-- start Items --

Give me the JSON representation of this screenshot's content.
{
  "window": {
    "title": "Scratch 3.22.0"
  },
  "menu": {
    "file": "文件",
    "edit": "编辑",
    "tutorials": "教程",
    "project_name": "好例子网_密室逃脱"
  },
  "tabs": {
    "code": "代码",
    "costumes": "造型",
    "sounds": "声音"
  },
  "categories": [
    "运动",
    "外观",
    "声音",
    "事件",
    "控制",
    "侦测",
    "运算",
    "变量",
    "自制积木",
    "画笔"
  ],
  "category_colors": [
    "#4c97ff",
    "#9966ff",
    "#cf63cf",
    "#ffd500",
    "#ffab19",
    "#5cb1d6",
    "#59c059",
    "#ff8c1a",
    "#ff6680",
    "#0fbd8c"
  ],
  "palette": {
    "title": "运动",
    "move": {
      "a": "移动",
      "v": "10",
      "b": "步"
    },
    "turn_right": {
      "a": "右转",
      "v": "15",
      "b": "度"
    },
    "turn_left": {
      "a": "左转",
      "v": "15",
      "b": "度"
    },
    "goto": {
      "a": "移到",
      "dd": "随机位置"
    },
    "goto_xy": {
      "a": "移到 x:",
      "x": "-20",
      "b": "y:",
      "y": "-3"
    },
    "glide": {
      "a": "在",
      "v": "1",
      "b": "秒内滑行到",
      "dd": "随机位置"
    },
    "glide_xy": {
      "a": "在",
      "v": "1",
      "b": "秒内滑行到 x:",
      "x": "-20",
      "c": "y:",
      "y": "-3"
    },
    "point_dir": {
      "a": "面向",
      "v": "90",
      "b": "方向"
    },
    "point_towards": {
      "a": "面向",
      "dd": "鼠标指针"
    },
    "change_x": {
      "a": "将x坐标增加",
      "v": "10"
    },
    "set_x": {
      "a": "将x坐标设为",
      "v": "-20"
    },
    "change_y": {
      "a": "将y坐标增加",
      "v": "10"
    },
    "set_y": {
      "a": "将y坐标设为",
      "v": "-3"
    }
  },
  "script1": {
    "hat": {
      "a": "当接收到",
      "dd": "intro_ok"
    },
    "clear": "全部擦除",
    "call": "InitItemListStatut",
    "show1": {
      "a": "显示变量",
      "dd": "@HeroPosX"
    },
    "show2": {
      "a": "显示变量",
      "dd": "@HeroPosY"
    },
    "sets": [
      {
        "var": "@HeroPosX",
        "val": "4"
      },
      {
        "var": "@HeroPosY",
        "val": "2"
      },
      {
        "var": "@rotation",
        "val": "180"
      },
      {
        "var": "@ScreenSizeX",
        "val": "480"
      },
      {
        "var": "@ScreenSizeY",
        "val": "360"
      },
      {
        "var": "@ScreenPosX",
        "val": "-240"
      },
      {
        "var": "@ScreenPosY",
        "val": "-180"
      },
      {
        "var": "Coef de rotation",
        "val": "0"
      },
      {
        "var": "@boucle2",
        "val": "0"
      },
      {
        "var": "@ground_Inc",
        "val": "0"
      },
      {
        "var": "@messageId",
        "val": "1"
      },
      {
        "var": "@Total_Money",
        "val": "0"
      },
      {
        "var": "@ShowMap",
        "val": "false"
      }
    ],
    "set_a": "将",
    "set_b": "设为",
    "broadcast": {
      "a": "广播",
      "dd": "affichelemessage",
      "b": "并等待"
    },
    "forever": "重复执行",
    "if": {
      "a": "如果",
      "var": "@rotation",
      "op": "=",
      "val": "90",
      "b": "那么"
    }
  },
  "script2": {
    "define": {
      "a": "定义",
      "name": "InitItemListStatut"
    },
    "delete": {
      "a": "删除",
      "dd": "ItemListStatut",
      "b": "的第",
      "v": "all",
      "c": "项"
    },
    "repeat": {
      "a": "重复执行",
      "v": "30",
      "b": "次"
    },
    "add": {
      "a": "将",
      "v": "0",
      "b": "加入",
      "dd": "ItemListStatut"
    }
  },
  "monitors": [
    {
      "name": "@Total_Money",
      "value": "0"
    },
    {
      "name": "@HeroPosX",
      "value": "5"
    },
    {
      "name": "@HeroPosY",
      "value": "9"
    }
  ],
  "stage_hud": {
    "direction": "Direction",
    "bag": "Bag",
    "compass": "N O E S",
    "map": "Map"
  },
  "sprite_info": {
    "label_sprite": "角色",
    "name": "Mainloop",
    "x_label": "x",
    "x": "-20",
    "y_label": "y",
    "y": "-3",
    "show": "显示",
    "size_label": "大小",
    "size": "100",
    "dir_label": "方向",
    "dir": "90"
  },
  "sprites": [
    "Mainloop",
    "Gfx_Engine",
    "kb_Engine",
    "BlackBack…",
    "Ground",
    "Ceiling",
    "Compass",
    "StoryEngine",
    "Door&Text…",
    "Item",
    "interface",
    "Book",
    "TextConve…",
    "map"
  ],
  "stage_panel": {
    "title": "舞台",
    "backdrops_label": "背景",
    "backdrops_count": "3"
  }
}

-- end Items --

### What is required
Copy the records above exactly as they appear.

### Output for this exercise
Give me the JSON representation of this screenshot's content.
{
  "window": {
    "title": "Scratch 3.22.0"
  },
  "menu": {
    "file": "文件",
    "edit": "编辑",
    "tutorials": "教程",
    "project_name": "好例子网_密室逃脱"
  },
  "tabs": {
    "code": "代码",
    "costumes": "造型",
    "sounds": "声音"
  },
  "categories": [
    "运动",
    "外观",
    "声音",
    "事件",
    "控制",
    "侦测",
    "运算",
    "变量",
    "自制积木",
    "画笔"
  ],
  "category_colors": [
    "#4c97ff",
    "#9966ff",
    "#cf63cf",
    "#ffd500",
    "#ffab19",
    "#5cb1d6",
    "#59c059",
    "#ff8c1a",
    "#ff6680",
    "#0fbd8c"
  ],
  "palette": {
    "title": "运动",
    "move": {
      "a": "移动",
      "v": "10",
      "b": "步"
    },
    "turn_right": {
      "a": "右转",
      "v": "15",
      "b": "度"
    },
    "turn_left": {
      "a": "左转",
      "v": "15",
      "b": "度"
    },
    "goto": {
      "a": "移到",
      "dd": "随机位置"
    },
    "goto_xy": {
      "a": "移到 x:",
      "x": "-20",
      "b": "y:",
      "y": "-3"
    },
    "glide": {
      "a": "在",
      "v": "1",
      "b": "秒内滑行到",
      "dd": "随机位置"
    },
    "glide_xy": {
      "a": "在",
      "v": "1",
      "b": "秒内滑行到 x:",
      "x": "-20",
      "c": "y:",
      "y": "-3"
    },
    "point_dir": {
      "a": "面向",
      "v": "90",
      "b": "方向"
    },
    "point_towards": {
      "a": "面向",
      "dd": "鼠标指针"
    },
    "change_x": {
      "a": "将x坐标增加",
      "v": "10"
    },
    "set_x": {
      "a": "将x坐标设为",
      "v": "-20"
    },
    "change_y": {
      "a": "将y坐标增加",
      "v": "10"
    },
    "set_y": {
      "a": "将y坐标设为",
      "v": "-3"
    }
  },
  "script1": {
    "hat": {
      "a": "当接收到",
      "dd": "intro_ok"
    },
    "clear": "全部擦除",
    "call": "InitItemListStatut",
    "show1": {
      "a": "显示变量",
      "dd": "@HeroPosX"
    },
    "show2": {
      "a": "显示变量",
      "dd": "@HeroPosY"
    },
    "sets": [
      {
        "var": "@HeroPosX",
        "val": "4"
      },
      {
        "var": "@HeroPosY",
        "val": "2"
      },
      {
        "var": "@rotation",
        "val": "180"
      },
      {
        "var": "@ScreenSizeX",
        "val": "480"
      },
      {
        "var": "@ScreenSizeY",
        "val": "360"
      },
      {
        "var": "@ScreenPosX",
        "val": "-240"
      },
      {
        "var": "@ScreenPosY",
        "val": "-180"
      },
      {
        "var": "Coef de rotation",
        "val": "0"
      },
      {
        "var": "@boucle2",
        "val": "0"
      },
      {
        "var": "@ground_Inc",
        "val": "0"
      },
      {
        "var": "@messageId",
        "val": "1"
      },
      {
        "var": "@Total_Money",
        "val": "0"
      },
      {
        "var": "@ShowMap",
        "val": "false"
      }
    ],
    "set_a": "将",
    "set_b": "设为",
    "broadcast": {
      "a": "广播",
      "dd": "affichelemessage",
      "b": "并等待"
    },
    "forever": "重复执行",
    "if": {
      "a": "如果",
      "var": "@rotation",
      "op": "=",
      "val": "90",
      "b": "那么"
    }
  },
  "script2": {
    "define": {
      "a": "定义",
      "name": "InitItemListStatut"
    },
    "delete": {
      "a": "删除",
      "dd": "ItemListStatut",
      "b": "的第",
      "v": "all",
      "c": "项"
    },
    "repeat": {
      "a": "重复执行",
      "v": "30",
      "b": "次"
    },
    "add": {
      "a": "将",
      "v": "0",
      "b": "加入",
      "dd": "ItemListStatut"
    }
  },
  "monitors": [
    {
      "name": "@Total_Money",
      "value": "0"
    },
    {
      "name": "@HeroPosX",
      "value": "5"
    },
    {
      "name": "@HeroPosY",
      "value": "9"
    }
  ],
  "stage_hud": {
    "direction": "Direction",
    "bag": "Bag",
    "compass": "N O E S",
    "map": "Map"
  },
  "sprite_info": {
    "label_sprite": "角色",
    "name": "Mainloop",
    "x_label": "x",
    "x": "-20",
    "y_label": "y",
    "y": "-3",
    "show": "显示",
    "size_label": "大小",
    "size": "100",
    "dir_label": "方向",
    "dir": "90"
  },
  "sprites": [
    "Mainloop",
    "Gfx_Engine",
    "kb_Engine",
    "BlackBack…",
    "Ground",
    "Ceiling",
    "Compass",
    "StoryEngine",
    "Door&Text…",
    "Item",
    "interface",
    "Book",
    "TextConve…",
    "map"
  ],
  "stage_panel": {
    "title": "舞台",
    "backdrops_label": "背景",
    "backdrops_count": "3"
  }
}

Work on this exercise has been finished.